# What to do:
List each line of the data that holds the string "means".

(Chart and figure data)
◇ ◇ ◇ ◇ ◇ ◇ ◇

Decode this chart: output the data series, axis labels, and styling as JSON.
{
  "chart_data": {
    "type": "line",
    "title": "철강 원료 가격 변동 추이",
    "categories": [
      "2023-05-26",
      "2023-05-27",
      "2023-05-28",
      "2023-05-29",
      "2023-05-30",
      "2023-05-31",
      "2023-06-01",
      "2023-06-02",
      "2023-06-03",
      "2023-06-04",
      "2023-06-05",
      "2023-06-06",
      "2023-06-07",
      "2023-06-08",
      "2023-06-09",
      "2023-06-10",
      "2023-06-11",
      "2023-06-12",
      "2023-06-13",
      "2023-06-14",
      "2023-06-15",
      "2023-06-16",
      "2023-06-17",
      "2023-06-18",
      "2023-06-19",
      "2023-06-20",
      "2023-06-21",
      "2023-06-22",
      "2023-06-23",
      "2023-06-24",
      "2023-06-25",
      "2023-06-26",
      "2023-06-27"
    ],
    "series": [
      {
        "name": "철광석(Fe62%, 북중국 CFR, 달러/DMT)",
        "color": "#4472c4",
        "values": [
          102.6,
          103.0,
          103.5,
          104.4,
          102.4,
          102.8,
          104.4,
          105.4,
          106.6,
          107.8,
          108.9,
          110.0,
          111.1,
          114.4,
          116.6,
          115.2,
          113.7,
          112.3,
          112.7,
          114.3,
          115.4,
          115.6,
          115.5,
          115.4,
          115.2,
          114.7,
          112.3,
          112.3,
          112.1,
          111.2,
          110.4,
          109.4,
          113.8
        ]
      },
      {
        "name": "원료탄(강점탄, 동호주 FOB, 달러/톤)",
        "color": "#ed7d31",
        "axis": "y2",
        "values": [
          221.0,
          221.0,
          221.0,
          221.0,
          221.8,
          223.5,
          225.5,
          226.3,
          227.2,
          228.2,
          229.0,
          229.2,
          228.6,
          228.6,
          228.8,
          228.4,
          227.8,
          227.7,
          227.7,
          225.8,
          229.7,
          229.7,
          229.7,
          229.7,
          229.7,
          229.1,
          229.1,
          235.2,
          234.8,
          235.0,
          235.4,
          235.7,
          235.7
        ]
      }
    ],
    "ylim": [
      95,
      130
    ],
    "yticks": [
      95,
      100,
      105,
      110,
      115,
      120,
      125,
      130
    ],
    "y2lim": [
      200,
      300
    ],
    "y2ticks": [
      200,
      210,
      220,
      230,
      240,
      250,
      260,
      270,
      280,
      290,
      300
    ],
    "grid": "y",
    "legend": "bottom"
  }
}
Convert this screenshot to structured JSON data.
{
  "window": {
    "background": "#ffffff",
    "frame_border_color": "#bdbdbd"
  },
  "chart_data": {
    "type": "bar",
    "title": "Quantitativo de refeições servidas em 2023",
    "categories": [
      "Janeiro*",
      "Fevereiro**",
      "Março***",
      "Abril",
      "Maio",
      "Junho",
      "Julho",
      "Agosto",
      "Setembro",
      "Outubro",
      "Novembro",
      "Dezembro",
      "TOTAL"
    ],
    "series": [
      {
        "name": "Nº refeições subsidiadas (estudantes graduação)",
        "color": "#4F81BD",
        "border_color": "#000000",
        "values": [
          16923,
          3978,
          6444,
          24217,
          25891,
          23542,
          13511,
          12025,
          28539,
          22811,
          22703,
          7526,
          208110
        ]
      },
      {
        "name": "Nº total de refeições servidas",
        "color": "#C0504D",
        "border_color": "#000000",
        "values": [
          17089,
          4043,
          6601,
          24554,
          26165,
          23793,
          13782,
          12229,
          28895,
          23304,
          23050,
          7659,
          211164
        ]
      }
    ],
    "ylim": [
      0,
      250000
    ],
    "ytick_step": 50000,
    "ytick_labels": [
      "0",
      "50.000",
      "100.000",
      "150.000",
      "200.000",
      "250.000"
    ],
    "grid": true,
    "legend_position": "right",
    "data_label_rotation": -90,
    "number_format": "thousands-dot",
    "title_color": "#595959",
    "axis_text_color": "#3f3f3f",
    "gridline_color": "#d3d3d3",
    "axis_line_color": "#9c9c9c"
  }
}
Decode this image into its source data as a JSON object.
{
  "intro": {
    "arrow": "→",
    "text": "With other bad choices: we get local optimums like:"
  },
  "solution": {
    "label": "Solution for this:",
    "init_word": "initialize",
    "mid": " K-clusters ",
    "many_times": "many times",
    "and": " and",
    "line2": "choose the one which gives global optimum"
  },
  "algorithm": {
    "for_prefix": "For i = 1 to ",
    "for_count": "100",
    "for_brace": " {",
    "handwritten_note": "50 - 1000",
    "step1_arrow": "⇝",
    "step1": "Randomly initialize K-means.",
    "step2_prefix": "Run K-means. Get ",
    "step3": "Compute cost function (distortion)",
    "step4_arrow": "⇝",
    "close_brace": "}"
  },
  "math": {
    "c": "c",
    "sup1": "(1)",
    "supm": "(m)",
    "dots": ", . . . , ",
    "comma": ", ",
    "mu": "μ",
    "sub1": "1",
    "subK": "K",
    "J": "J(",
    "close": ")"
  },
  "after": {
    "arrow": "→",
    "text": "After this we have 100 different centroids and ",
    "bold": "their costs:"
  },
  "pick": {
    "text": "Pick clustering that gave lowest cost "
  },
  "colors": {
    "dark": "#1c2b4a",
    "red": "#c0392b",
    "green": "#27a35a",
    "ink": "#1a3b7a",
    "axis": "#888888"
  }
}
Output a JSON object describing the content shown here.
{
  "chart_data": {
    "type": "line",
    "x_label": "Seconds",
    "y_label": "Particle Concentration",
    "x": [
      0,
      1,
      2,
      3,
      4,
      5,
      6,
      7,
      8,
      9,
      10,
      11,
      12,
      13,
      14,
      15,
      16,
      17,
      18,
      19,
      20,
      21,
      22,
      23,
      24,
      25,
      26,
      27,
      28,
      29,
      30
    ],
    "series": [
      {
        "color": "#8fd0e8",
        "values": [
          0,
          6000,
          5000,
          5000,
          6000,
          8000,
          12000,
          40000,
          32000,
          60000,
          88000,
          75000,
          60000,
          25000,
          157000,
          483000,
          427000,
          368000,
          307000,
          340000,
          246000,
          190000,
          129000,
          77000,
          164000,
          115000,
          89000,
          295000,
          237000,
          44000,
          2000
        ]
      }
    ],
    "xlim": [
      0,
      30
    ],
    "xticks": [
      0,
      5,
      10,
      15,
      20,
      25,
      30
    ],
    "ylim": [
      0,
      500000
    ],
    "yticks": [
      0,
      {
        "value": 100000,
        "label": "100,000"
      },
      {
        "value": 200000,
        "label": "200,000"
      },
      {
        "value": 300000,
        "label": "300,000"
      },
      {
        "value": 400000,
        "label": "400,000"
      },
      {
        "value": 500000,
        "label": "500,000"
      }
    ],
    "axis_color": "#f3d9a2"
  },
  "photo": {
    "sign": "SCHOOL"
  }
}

◇ ◇ ◇ ◇ ◇ ◇ ◇

# Exercise response:
    "step1": "Randomly initialize K-means.",
    "step2_prefix": "Run K-means. Get ",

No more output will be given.